## PROVIDED DATA

━━━━━━━━

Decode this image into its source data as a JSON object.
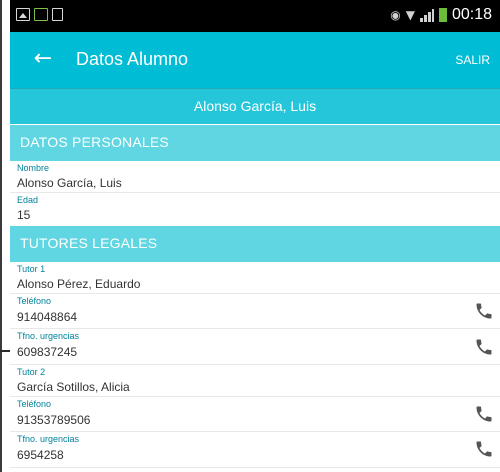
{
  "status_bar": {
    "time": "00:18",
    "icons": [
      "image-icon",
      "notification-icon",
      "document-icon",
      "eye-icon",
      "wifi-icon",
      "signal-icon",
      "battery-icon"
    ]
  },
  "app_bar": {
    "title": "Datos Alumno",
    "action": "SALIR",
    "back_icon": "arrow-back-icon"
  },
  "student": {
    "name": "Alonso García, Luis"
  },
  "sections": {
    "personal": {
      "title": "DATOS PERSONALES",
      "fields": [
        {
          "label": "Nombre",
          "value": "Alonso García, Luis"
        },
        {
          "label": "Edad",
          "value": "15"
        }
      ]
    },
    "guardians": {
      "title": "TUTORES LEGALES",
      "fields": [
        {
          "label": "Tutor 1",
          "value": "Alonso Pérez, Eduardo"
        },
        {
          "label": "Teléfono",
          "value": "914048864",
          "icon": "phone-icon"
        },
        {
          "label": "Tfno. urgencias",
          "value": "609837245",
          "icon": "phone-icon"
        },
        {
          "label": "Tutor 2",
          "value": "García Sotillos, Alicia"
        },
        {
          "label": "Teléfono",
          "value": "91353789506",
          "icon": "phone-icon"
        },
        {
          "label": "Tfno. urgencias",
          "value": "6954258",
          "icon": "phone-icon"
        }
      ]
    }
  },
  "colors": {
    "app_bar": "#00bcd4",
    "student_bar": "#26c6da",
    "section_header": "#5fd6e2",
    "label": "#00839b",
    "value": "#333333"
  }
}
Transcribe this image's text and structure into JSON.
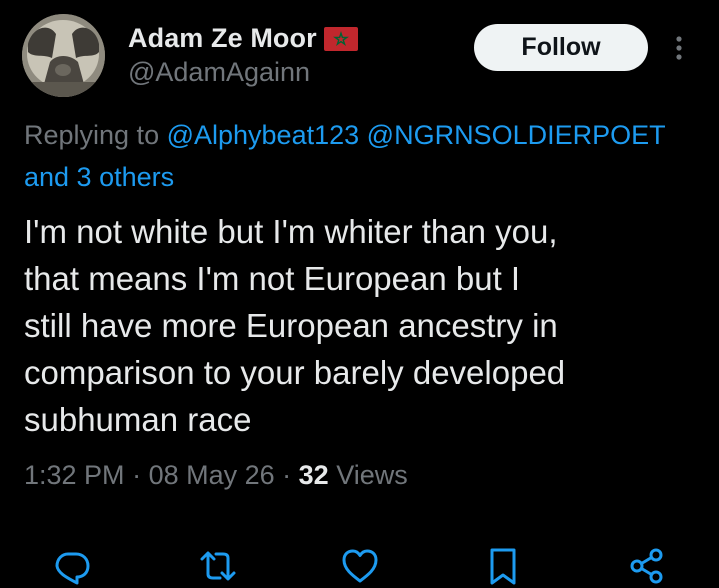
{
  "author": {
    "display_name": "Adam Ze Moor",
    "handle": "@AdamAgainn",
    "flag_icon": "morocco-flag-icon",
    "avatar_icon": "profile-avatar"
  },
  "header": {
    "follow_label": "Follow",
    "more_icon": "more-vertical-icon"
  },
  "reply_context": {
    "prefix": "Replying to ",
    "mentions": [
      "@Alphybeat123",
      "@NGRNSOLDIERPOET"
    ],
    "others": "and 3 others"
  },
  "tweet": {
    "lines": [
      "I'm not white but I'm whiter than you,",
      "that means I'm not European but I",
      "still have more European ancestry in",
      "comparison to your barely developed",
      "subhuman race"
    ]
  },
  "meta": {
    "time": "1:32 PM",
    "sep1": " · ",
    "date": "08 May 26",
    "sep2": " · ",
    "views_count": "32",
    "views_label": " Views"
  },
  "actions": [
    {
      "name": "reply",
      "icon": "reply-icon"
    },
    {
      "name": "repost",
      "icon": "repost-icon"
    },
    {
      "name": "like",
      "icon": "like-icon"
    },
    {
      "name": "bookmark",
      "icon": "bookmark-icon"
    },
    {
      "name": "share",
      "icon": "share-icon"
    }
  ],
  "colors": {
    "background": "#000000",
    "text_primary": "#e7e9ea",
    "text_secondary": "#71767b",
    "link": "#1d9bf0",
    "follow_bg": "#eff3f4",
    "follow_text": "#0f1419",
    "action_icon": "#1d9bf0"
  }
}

━━━━━━━━

For the listing above, identify each line bearing "this".

## FINAL RESULT
Decode this image into its source data as a JSON object.
Transcribe this image's text and structure into JSON.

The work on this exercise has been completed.